Material supplied:
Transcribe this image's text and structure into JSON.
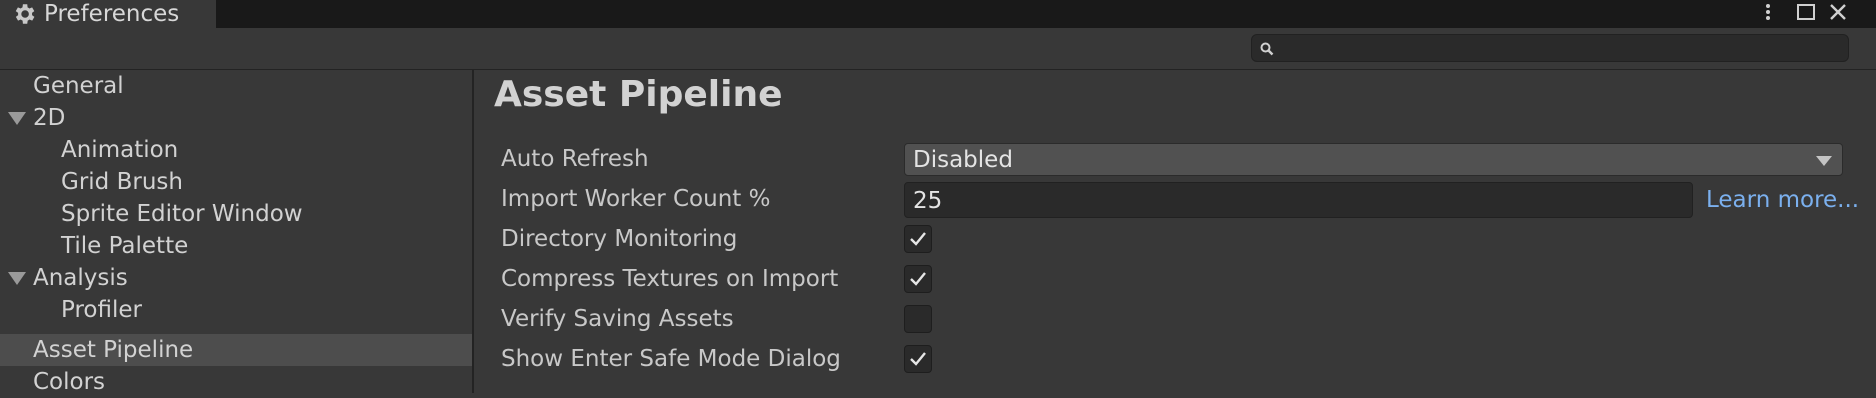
{
  "window": {
    "title": "Preferences",
    "icons": {
      "tab": "gear-icon",
      "menu": "kebab-menu-icon",
      "maximize": "maximize-icon",
      "close": "close-icon"
    }
  },
  "search": {
    "placeholder": "",
    "value": "",
    "icon": "search-icon"
  },
  "sidebar": {
    "items": [
      {
        "label": "General"
      },
      {
        "label": "2D"
      },
      {
        "label": "Animation"
      },
      {
        "label": "Grid Brush"
      },
      {
        "label": "Sprite Editor Window"
      },
      {
        "label": "Tile Palette"
      },
      {
        "label": "Analysis"
      },
      {
        "label": "Profiler"
      },
      {
        "label": "Asset Pipeline"
      },
      {
        "label": "Colors"
      }
    ],
    "selected": "Asset Pipeline"
  },
  "main": {
    "heading": "Asset Pipeline",
    "auto_refresh": {
      "label": "Auto Refresh",
      "value": "Disabled"
    },
    "import_worker": {
      "label": "Import Worker Count %",
      "value": "25",
      "link": "Learn more..."
    },
    "directory_monitoring": {
      "label": "Directory Monitoring",
      "checked": true
    },
    "compress_textures": {
      "label": "Compress Textures on Import",
      "checked": true
    },
    "verify_saving": {
      "label": "Verify Saving Assets",
      "checked": false
    },
    "safe_mode_dialog": {
      "label": "Show Enter Safe Mode Dialog",
      "checked": true
    }
  },
  "colors": {
    "background": "#383838",
    "link": "#7bb0ee",
    "selected": "#4d4d4d"
  }
}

Task instructions: Omit the pictures. Output every record above word for word.

Solution to this task:
Transcribe this image's text and structure into JSON.
{
  "window": {
    "title": "Preferences",
    "icons": {
      "tab": "gear-icon",
      "menu": "kebab-menu-icon",
      "maximize": "maximize-icon",
      "close": "close-icon"
    }
  },
  "search": {
    "placeholder": "",
    "value": "",
    "icon": "search-icon"
  },
  "sidebar": {
    "items": [
      {
        "label": "General"
      },
      {
        "label": "2D"
      },
      {
        "label": "Animation"
      },
      {
        "label": "Grid Brush"
      },
      {
        "label": "Sprite Editor Window"
      },
      {
        "label": "Tile Palette"
      },
      {
        "label": "Analysis"
      },
      {
        "label": "Profiler"
      },
      {
        "label": "Asset Pipeline"
      },
      {
        "label": "Colors"
      }
    ],
    "selected": "Asset Pipeline"
  },
  "main": {
    "heading": "Asset Pipeline",
    "auto_refresh": {
      "label": "Auto Refresh",
      "value": "Disabled"
    },
    "import_worker": {
      "label": "Import Worker Count %",
      "value": "25",
      "link": "Learn more..."
    },
    "directory_monitoring": {
      "label": "Directory Monitoring",
      "checked": true
    },
    "compress_textures": {
      "label": "Compress Textures on Import",
      "checked": true
    },
    "verify_saving": {
      "label": "Verify Saving Assets",
      "checked": false
    },
    "safe_mode_dialog": {
      "label": "Show Enter Safe Mode Dialog",
      "checked": true
    }
  },
  "colors": {
    "background": "#383838",
    "link": "#7bb0ee",
    "selected": "#4d4d4d"
  }
}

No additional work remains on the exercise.